Copy out every line of the material below, keeping each character unchanged.

* * * *

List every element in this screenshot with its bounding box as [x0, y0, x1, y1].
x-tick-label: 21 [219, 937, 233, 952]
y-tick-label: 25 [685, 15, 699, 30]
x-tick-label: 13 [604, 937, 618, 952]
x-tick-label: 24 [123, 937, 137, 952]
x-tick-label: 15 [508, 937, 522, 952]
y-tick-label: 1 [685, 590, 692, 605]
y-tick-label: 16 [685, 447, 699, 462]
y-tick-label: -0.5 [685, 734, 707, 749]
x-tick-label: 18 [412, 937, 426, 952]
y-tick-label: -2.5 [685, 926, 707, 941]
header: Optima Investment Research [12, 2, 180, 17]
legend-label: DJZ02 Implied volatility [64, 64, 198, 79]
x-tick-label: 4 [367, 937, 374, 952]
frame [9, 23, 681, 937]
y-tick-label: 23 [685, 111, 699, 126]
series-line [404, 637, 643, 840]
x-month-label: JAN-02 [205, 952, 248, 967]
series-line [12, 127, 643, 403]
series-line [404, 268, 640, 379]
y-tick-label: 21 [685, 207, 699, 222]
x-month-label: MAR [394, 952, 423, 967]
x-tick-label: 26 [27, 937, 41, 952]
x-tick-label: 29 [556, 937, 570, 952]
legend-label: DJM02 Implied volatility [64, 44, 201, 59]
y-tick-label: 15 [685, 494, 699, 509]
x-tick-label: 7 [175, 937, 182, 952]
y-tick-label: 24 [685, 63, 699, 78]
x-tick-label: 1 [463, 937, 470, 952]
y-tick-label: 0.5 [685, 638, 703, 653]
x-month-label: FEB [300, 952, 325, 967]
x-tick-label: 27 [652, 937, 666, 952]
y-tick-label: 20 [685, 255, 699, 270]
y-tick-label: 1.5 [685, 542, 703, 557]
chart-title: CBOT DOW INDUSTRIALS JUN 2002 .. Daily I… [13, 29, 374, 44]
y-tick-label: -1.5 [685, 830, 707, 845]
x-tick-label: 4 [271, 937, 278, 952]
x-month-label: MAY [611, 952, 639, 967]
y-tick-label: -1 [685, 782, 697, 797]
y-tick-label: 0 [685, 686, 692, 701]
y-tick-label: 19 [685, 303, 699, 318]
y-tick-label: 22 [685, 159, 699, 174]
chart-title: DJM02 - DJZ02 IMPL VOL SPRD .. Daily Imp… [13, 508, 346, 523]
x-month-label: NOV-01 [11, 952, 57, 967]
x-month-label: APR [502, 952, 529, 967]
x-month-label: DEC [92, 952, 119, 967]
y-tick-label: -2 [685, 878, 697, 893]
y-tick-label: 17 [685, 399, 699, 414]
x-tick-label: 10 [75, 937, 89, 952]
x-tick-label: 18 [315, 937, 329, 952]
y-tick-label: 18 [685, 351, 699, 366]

* * * *

Worked solution ::
List every element in this screenshot with its bounding box as [x0, y0, x1, y1].
x-tick-label: 21 [219, 937, 233, 952]
y-tick-label: 25 [685, 15, 699, 30]
x-tick-label: 13 [604, 937, 618, 952]
x-tick-label: 24 [123, 937, 137, 952]
x-tick-label: 15 [508, 937, 522, 952]
y-tick-label: 1 [685, 590, 692, 605]
y-tick-label: 16 [685, 447, 699, 462]
y-tick-label: -0.5 [685, 734, 707, 749]
x-tick-label: 18 [412, 937, 426, 952]
y-tick-label: -2.5 [685, 926, 707, 941]
header: Optima Investment Research [12, 2, 180, 17]
legend-label: DJZ02 Implied volatility [64, 64, 198, 79]
x-tick-label: 4 [367, 937, 374, 952]
frame [9, 23, 681, 937]
y-tick-label: 23 [685, 111, 699, 126]
series-line [404, 637, 643, 840]
x-month-label: JAN-02 [205, 952, 248, 967]
series-line [12, 127, 643, 403]
series-line [404, 268, 640, 379]
y-tick-label: 21 [685, 207, 699, 222]
x-month-label: MAR [394, 952, 423, 967]
x-tick-label: 26 [27, 937, 41, 952]
x-tick-label: 29 [556, 937, 570, 952]
legend-label: DJM02 Implied volatility [64, 44, 201, 59]
y-tick-label: 15 [685, 494, 699, 509]
x-tick-label: 7 [175, 937, 182, 952]
y-tick-label: 24 [685, 63, 699, 78]
x-tick-label: 1 [463, 937, 470, 952]
y-tick-label: 0.5 [685, 638, 703, 653]
x-month-label: FEB [300, 952, 325, 967]
x-tick-label: 27 [652, 937, 666, 952]
y-tick-label: 20 [685, 255, 699, 270]
y-tick-label: 1.5 [685, 542, 703, 557]
chart-title: CBOT DOW INDUSTRIALS JUN 2002 .. Daily I… [13, 29, 374, 44]
y-tick-label: -1.5 [685, 830, 707, 845]
x-tick-label: 4 [271, 937, 278, 952]
x-month-label: MAY [611, 952, 639, 967]
y-tick-label: -1 [685, 782, 697, 797]
y-tick-label: 0 [685, 686, 692, 701]
y-tick-label: 19 [685, 303, 699, 318]
y-tick-label: 22 [685, 159, 699, 174]
chart-title: DJM02 - DJZ02 IMPL VOL SPRD .. Daily Imp… [13, 508, 346, 523]
x-month-label: NOV-01 [11, 952, 57, 967]
x-month-label: APR [502, 952, 529, 967]
x-month-label: DEC [92, 952, 119, 967]
y-tick-label: -2 [685, 878, 697, 893]
y-tick-label: 17 [685, 399, 699, 414]
x-tick-label: 10 [75, 937, 89, 952]
x-tick-label: 18 [315, 937, 329, 952]
y-tick-label: 18 [685, 351, 699, 366]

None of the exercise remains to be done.